(Records excerpted from a collection)
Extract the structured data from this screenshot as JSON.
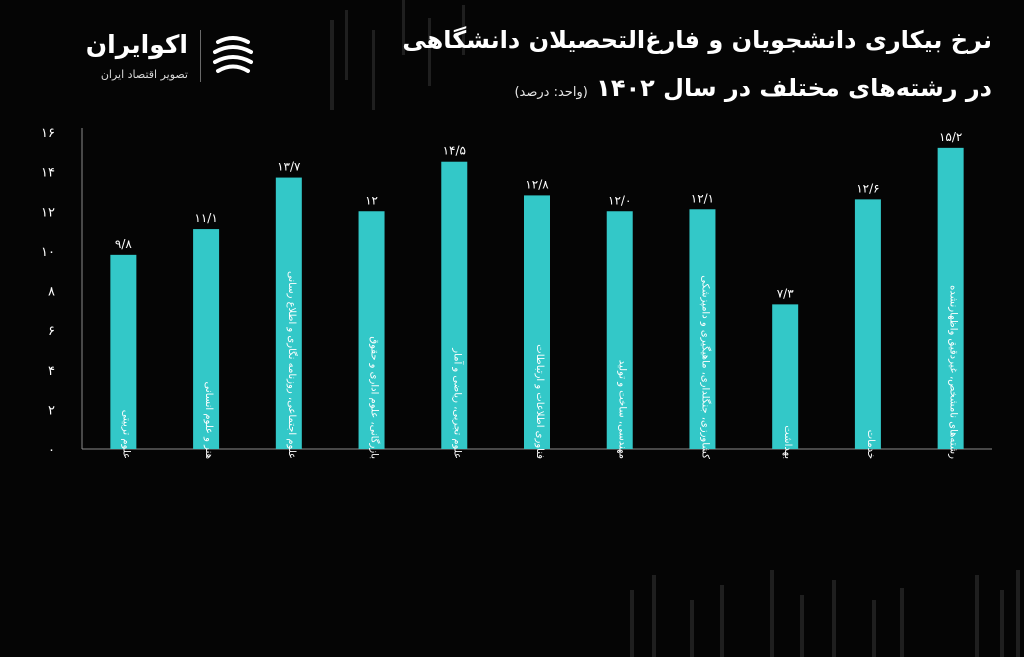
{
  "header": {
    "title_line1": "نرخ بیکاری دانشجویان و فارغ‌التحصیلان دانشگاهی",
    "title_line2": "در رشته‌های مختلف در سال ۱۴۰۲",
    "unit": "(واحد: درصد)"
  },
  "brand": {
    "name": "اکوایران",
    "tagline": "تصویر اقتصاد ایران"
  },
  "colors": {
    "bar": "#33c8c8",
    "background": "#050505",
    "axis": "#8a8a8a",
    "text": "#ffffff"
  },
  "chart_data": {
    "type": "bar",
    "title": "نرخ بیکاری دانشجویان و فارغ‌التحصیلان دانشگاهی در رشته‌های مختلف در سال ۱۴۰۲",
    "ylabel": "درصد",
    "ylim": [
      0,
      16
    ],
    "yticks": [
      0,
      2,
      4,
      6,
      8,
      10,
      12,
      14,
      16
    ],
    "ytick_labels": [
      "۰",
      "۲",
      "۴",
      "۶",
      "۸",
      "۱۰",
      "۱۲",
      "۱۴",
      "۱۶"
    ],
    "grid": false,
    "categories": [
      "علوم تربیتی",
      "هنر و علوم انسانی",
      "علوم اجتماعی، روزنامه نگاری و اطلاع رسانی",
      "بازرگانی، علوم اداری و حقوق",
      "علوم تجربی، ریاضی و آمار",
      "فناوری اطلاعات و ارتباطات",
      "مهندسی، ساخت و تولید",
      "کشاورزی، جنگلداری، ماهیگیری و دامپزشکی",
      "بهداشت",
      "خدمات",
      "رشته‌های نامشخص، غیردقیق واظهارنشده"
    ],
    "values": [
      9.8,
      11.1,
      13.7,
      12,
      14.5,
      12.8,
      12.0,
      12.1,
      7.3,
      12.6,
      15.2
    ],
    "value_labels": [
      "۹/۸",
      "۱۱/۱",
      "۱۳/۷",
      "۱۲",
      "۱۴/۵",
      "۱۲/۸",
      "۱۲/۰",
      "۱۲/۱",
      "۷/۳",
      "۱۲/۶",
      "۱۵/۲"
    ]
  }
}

---

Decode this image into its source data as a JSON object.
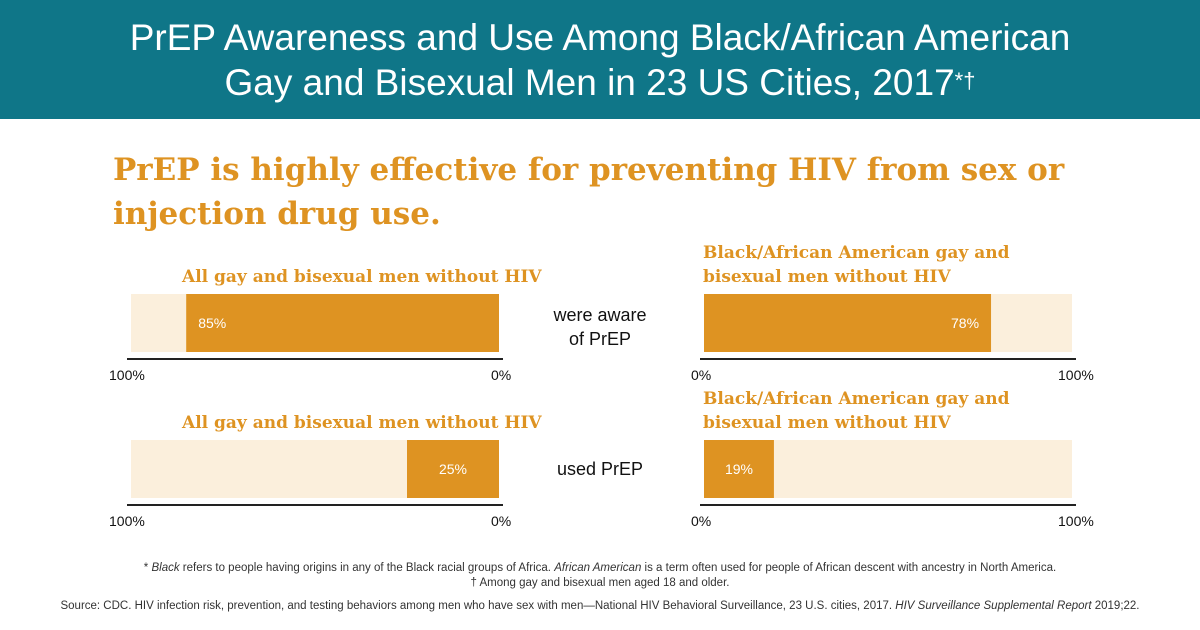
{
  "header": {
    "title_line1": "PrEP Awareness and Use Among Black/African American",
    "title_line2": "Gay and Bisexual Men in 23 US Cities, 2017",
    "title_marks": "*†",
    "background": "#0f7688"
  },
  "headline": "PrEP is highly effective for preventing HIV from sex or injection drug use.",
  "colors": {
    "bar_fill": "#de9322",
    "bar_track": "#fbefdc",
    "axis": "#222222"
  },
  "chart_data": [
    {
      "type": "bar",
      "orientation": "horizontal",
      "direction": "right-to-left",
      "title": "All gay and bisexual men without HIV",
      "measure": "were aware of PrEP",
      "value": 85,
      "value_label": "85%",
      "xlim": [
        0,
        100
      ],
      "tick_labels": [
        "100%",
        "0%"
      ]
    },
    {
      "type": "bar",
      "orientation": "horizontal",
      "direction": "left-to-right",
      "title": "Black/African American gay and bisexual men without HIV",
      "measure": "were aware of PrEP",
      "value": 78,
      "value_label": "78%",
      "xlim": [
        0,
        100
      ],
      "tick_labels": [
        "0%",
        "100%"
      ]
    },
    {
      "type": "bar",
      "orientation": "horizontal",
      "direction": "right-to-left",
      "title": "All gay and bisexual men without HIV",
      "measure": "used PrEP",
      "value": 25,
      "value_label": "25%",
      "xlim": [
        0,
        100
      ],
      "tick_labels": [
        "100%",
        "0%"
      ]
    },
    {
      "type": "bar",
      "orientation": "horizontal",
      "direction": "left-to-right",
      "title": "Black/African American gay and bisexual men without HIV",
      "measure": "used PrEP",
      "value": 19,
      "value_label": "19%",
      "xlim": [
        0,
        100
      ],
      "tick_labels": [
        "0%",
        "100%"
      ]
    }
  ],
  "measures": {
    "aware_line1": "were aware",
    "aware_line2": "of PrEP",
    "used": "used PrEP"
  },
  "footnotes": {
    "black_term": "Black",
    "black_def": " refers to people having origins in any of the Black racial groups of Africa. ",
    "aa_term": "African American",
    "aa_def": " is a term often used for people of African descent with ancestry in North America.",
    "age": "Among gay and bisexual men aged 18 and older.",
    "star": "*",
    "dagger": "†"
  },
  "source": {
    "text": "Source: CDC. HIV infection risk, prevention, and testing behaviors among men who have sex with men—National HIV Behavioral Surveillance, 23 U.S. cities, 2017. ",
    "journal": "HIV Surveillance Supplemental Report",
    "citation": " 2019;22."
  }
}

Problem:
List each line of the entries that holds the string "people".

Output for this exercise:
    "black_def": " refers to people having origins in any of the Black racial groups of Africa. ",
    "aa_def": " is a term often used for people of African descent with ancestry in North America.",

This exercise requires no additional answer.